▶ [Instructions for the task]:
Reproduce verbatim only the lines from the one containing "What text is on this page?" through the last line below, both included.
-----
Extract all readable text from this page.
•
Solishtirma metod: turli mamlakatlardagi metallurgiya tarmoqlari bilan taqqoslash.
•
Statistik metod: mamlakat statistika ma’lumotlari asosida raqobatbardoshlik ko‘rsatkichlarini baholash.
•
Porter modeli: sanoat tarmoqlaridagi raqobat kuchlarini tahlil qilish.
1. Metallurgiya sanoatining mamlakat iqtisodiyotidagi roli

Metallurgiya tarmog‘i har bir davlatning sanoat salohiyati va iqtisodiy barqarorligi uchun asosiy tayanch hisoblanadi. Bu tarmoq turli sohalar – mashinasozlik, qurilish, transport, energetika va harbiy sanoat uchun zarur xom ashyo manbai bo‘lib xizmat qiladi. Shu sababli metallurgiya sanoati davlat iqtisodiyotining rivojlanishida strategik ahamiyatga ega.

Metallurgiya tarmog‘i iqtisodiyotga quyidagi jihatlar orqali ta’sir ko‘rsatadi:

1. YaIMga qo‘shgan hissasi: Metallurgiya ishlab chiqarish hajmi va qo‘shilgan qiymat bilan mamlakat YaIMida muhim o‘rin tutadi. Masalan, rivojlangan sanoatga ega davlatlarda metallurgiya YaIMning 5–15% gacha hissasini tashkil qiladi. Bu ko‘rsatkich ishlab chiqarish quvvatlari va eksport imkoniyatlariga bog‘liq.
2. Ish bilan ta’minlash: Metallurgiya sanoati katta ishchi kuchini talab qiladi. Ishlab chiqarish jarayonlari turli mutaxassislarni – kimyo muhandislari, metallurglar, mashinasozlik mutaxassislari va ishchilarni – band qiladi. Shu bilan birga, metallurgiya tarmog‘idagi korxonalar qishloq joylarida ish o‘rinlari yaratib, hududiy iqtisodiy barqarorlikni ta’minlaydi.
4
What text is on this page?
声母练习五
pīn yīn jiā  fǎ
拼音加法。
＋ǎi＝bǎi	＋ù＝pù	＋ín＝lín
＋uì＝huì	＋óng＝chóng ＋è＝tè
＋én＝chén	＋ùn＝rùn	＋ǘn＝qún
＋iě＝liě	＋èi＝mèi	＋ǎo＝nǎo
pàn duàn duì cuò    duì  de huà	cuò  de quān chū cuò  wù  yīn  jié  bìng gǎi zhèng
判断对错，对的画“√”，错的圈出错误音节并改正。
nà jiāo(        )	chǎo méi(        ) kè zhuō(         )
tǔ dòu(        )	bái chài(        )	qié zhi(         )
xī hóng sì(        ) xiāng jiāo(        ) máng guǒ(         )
-----
▶ [Solution for this problem]:
What text is on this page?
声母练习五
pīn yīn jiā  fǎ
拼音加法。
＋ǎi＝bǎi	＋ù＝pù	＋ín＝lín
＋uì＝huì	＋óng＝chóng ＋è＝tè
＋én＝chén	＋ùn＝rùn	＋ǘn＝qún
＋iě＝liě	＋èi＝mèi	＋ǎo＝nǎo
pàn duàn duì cuò    duì  de huà	cuò  de quān chū cuò  wù  yīn  jié  bìng gǎi zhèng
判断对错，对的画“√”，错的圈出错误音节并改正。
nà jiāo(        )	chǎo méi(        ) kè zhuō(         )
tǔ dòu(        )	bái chài(        )	qié zhi(         )
xī hóng sì(        ) xiāng jiāo(        ) máng guǒ(         )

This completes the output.